Pull out every line in the items below that contains the string "arrow". Match case exactly.
[RECORD EXCERPTS start]
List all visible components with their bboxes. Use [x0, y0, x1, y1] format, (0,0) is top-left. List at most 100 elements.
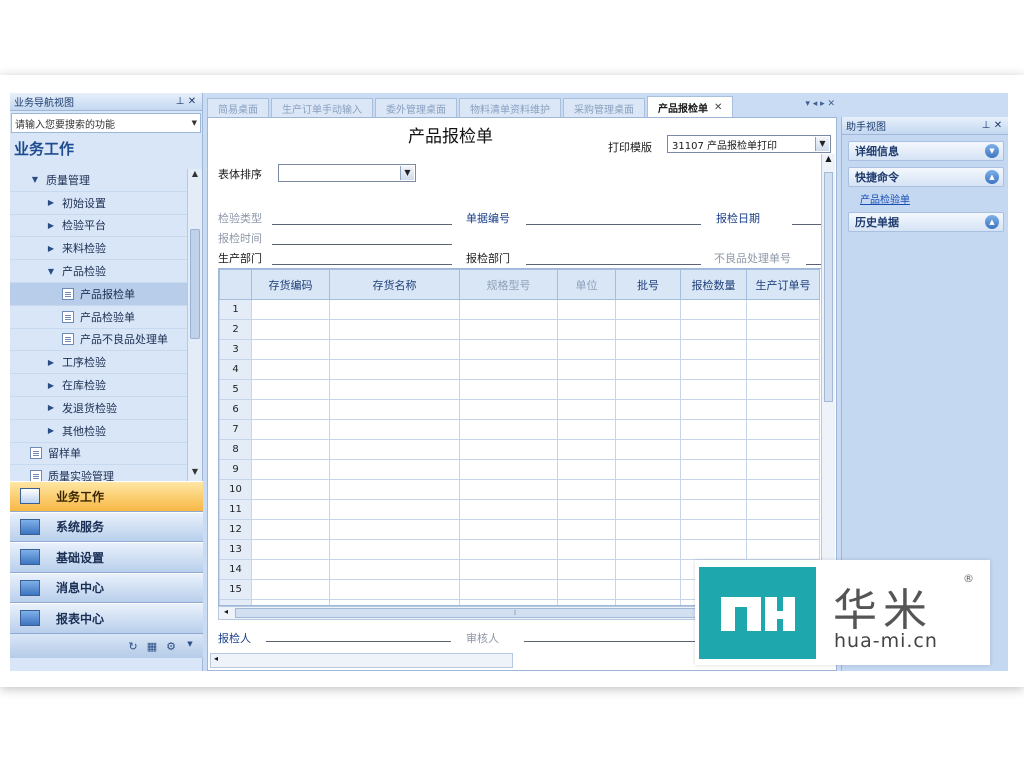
- inspect-type-field[interactable]: [272, 224, 452, 225]
- grid-cell[interactable]: [251, 539, 330, 560]
- form-vscrollbar[interactable]: ▲: [821, 154, 835, 614]
- grid-cell[interactable]: [615, 399, 681, 420]
- grid-cell[interactable]: [557, 339, 616, 360]
- collapsed-arrow-icon[interactable]: ▶: [46, 403, 56, 412]
- grid-cell[interactable]: [459, 499, 558, 520]
- grid-cell[interactable]: [557, 359, 616, 380]
- document-tab[interactable]: 生产订单手动输入: [271, 98, 373, 117]
- nav-tree-item[interactable]: ▶ 工序检验: [10, 351, 188, 375]
- grid-column-header[interactable]: 报检数量: [680, 269, 747, 300]
- grid-icon[interactable]: ▦: [145, 640, 159, 653]
- grid-cell[interactable]: [557, 459, 616, 480]
- report-date-field[interactable]: [792, 224, 822, 225]
- grid-cell[interactable]: [329, 579, 460, 600]
- grid-cell[interactable]: [615, 379, 681, 400]
- grid-cell[interactable]: [329, 539, 460, 560]
- nav-section-button[interactable]: 基础设置: [10, 542, 203, 573]
- nav-tree-item[interactable]: 产品检验单: [10, 306, 188, 329]
- table-row[interactable]: 7: [219, 419, 820, 440]
- grid-cell[interactable]: [459, 339, 558, 360]
- table-row[interactable]: 6: [219, 399, 820, 420]
- grid-cell[interactable]: [680, 499, 747, 520]
- chevron-down-icon[interactable]: ▼: [815, 137, 829, 151]
- grid-cell[interactable]: [251, 379, 330, 400]
- nav-section-button[interactable]: 报表中心: [10, 603, 203, 634]
- grid-cell[interactable]: [459, 379, 558, 400]
- grid-column-header[interactable]: 生产订单号: [746, 269, 820, 300]
- nav-tree-item[interactable]: ▶ 其他检验: [10, 420, 188, 443]
- grid-cell[interactable]: [680, 299, 747, 320]
- grid-cell[interactable]: [459, 579, 558, 600]
- table-row[interactable]: 9: [219, 459, 820, 480]
- grid-cell[interactable]: [329, 519, 460, 540]
- grid-cell[interactable]: [615, 539, 681, 560]
- chevron-up-icon[interactable]: ▲: [985, 215, 999, 229]
- grid-cell[interactable]: [459, 319, 558, 340]
- grid-cell[interactable]: [251, 479, 330, 500]
- print-template-select[interactable]: 31107 产品报检单打印 ▼: [667, 135, 831, 153]
- nav-tree-item[interactable]: ▶ 检验平台: [10, 215, 188, 238]
- report-dept-field[interactable]: [526, 264, 701, 265]
- grid-cell[interactable]: [557, 479, 616, 500]
- pin-icon[interactable]: ⊥: [174, 96, 186, 107]
- grid-cell[interactable]: [615, 559, 681, 580]
- table-row[interactable]: 5: [219, 379, 820, 400]
- grid-cell[interactable]: [680, 319, 747, 340]
- grid-cell[interactable]: [557, 319, 616, 340]
- grid-cell[interactable]: [680, 539, 747, 560]
- grid-cell[interactable]: [615, 339, 681, 360]
- grid-cell[interactable]: [746, 419, 820, 440]
- document-tab[interactable]: 采购管理桌面: [563, 98, 645, 117]
- grid-cell[interactable]: [557, 379, 616, 400]
- grid-cell[interactable]: [615, 499, 681, 520]
- grid-column-header[interactable]: 存货编码: [251, 269, 330, 300]
- table-row[interactable]: 11: [219, 499, 820, 520]
- chevron-down-icon[interactable]: ▼: [183, 640, 197, 652]
- expanded-arrow-icon[interactable]: ▼: [30, 175, 40, 184]
- grid-cell[interactable]: [557, 499, 616, 520]
- form-hscrollbar[interactable]: ◂: [210, 653, 513, 668]
- grid-cell[interactable]: [746, 319, 820, 340]
- document-tab[interactable]: 物料清单资料维护: [459, 98, 561, 117]
- grid-cell[interactable]: [680, 519, 747, 540]
- grid-cell[interactable]: [746, 479, 820, 500]
- grid-cell[interactable]: [615, 439, 681, 460]
- grid-column-header[interactable]: 存货名称: [329, 269, 460, 300]
- detail-info-section[interactable]: 详细信息 ▼: [848, 141, 1004, 161]
- collapsed-arrow-icon[interactable]: ▶: [46, 426, 56, 435]
- grid-cell[interactable]: [557, 399, 616, 420]
- nav-section-button[interactable]: 系统服务: [10, 511, 203, 542]
- grid-cell[interactable]: [746, 459, 820, 480]
- grid-cell[interactable]: [459, 539, 558, 560]
- nav-section-button[interactable]: 业务工作: [10, 481, 203, 512]
- grid-cell[interactable]: [251, 399, 330, 420]
- grid-cell[interactable]: [251, 579, 330, 600]
- grid-cell[interactable]: [615, 299, 681, 320]
- grid-cell[interactable]: [251, 439, 330, 460]
- report-time-field[interactable]: [272, 244, 452, 245]
- close-icon[interactable]: ✕: [992, 120, 1004, 131]
- grid-cell[interactable]: [746, 499, 820, 520]
- scroll-down-icon[interactable]: ▼: [188, 467, 202, 481]
- grid-cell[interactable]: [329, 399, 460, 420]
- grid-cell[interactable]: [329, 479, 460, 500]
- grid-cell[interactable]: [251, 559, 330, 580]
- grid-cell[interactable]: [615, 579, 681, 600]
- grid-column-header[interactable]: 规格型号: [459, 269, 558, 300]
- pin-icon[interactable]: ⊥: [980, 120, 992, 131]
- grid-cell[interactable]: [329, 499, 460, 520]
- grid-cell[interactable]: [557, 559, 616, 580]
- grid-column-header[interactable]: 批号: [615, 269, 681, 300]
- grid-cell[interactable]: [459, 399, 558, 420]
- table-row[interactable]: 3: [219, 339, 820, 360]
- grid-cell[interactable]: [459, 359, 558, 380]
- chevron-down-icon[interactable]: ▼: [192, 119, 197, 127]
- grid-cell[interactable]: [746, 359, 820, 380]
- table-row[interactable]: 8: [219, 439, 820, 460]
- reporter-field[interactable]: [266, 641, 451, 642]
- grid-cell[interactable]: [557, 539, 616, 560]
- grid-cell[interactable]: [680, 339, 747, 360]
- close-icon[interactable]: ✕: [186, 96, 198, 107]
- nav-tree-item[interactable]: ▶ 来料检验: [10, 237, 188, 261]
- grid-cell[interactable]: [329, 299, 460, 320]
[RECORD EXCERPTS end]
| OUTPUT OF THE TASK |
- collapsed-arrow-icon[interactable]: ▶: [46, 403, 56, 412]
- expanded-arrow-icon[interactable]: ▼: [30, 175, 40, 184]
- collapsed-arrow-icon[interactable]: ▶: [46, 426, 56, 435]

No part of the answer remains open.